● **WHAT YOU SHOULD DO**
Your task is to count the lines of the entries below that include the word "discharge" and to give only the resulting number.

-- START OF SUPPLIED ENTRIES --

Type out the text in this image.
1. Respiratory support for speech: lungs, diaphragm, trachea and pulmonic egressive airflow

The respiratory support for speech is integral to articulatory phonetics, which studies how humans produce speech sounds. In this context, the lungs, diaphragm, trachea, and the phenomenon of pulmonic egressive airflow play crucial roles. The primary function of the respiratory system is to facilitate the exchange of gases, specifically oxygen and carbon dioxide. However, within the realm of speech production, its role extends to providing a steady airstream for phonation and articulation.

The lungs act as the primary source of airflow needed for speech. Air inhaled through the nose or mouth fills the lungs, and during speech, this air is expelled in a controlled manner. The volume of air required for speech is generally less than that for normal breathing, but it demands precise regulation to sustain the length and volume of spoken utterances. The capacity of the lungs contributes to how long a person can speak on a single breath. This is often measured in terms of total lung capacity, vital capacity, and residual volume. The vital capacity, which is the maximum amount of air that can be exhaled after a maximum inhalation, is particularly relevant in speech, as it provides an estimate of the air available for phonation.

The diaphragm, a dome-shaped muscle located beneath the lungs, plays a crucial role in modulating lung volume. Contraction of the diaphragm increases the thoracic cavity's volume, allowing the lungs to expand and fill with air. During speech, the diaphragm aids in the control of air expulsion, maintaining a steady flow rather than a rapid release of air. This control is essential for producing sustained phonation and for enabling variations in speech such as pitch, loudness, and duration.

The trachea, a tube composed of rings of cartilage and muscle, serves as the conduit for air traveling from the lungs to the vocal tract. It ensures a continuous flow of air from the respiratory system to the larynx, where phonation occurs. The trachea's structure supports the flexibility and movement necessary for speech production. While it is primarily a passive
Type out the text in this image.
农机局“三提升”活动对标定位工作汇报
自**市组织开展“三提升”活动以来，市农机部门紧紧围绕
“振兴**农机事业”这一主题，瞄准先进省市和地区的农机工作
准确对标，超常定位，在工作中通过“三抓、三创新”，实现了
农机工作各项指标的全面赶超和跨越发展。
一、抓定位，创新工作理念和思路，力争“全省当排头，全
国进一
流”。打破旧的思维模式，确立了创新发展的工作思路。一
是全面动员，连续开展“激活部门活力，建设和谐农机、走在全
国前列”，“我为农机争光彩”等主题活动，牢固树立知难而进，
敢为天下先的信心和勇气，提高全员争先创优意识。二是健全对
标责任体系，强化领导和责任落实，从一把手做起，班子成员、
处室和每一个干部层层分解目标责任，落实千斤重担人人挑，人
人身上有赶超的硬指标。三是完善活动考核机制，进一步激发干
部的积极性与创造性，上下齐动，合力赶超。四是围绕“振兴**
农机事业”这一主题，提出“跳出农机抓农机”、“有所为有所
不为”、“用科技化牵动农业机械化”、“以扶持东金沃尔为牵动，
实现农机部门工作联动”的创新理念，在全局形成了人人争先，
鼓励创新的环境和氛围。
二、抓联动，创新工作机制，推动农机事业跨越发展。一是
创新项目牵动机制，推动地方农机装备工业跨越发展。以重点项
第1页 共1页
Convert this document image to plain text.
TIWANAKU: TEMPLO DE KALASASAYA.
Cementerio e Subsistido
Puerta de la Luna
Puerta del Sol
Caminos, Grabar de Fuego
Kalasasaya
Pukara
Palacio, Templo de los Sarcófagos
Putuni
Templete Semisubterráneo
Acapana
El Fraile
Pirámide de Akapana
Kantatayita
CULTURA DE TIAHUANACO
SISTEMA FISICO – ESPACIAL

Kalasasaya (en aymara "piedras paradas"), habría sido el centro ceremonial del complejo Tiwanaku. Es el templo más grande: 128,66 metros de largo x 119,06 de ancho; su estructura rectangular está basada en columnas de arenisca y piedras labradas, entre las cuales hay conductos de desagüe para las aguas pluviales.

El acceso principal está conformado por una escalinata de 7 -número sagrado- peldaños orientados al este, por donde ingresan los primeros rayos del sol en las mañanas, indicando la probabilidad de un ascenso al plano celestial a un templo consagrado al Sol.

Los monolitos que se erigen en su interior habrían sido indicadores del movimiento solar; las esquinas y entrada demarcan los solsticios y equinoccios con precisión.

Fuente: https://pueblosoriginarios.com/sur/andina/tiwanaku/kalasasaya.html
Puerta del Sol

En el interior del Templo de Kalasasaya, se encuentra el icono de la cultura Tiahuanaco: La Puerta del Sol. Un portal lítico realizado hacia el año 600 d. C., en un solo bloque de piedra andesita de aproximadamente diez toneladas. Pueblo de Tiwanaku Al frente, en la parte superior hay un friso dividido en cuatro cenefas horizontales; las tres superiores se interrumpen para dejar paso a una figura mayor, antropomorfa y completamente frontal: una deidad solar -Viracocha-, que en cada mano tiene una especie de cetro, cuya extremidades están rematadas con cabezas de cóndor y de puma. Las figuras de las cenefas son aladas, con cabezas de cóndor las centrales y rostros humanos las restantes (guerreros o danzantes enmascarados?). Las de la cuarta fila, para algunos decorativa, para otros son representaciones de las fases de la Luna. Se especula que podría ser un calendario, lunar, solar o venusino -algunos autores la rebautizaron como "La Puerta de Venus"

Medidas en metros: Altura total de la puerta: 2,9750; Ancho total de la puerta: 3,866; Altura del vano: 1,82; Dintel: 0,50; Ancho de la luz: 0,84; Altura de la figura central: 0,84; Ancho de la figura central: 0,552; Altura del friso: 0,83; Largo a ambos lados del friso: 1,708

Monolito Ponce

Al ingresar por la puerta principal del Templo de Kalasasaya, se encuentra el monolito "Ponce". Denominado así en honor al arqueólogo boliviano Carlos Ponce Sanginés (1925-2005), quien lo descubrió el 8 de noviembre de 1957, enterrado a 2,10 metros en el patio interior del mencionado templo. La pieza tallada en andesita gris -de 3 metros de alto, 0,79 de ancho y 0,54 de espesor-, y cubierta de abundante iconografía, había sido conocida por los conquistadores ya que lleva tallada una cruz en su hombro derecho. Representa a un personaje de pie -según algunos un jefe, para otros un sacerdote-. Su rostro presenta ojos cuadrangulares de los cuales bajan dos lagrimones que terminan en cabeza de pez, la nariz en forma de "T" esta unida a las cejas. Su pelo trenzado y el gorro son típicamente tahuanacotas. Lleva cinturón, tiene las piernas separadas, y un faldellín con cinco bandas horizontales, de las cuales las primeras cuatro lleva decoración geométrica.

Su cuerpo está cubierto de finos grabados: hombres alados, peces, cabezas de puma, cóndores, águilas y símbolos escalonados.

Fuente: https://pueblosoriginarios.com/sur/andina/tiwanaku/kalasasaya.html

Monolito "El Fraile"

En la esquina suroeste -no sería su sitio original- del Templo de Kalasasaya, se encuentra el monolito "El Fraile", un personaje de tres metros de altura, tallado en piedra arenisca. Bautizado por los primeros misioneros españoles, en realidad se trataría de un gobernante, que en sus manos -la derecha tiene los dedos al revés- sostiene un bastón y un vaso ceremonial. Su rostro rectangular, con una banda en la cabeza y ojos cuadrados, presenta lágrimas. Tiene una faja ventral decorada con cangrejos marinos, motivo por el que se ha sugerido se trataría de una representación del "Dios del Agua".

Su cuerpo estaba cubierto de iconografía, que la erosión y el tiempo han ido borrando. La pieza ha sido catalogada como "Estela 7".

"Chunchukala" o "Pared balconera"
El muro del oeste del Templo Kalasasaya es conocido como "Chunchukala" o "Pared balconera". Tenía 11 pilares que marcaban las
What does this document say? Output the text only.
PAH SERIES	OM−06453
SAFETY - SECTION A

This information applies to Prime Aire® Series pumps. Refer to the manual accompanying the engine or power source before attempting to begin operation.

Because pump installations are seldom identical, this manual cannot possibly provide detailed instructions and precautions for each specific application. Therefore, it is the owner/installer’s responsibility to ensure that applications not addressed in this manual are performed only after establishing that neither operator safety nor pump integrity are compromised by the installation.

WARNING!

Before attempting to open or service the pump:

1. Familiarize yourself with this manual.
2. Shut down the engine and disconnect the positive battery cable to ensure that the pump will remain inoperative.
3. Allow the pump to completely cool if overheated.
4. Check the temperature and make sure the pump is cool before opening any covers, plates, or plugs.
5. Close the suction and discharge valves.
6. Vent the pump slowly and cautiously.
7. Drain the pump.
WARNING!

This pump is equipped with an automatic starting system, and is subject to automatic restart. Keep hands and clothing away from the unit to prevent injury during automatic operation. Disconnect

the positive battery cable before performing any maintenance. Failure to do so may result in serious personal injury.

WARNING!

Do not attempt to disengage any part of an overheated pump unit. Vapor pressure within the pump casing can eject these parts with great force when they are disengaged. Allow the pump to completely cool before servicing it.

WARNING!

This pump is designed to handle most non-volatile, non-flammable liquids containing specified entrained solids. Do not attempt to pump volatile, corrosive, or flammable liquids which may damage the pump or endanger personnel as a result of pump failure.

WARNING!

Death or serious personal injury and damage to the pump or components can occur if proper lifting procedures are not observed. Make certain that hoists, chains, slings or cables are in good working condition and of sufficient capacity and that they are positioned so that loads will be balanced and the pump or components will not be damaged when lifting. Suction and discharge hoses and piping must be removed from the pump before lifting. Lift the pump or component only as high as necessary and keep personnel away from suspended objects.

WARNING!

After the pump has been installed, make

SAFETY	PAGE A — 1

-- END OF SUPPLIED ENTRIES --

● **ANSWER FOR THE TASK**
2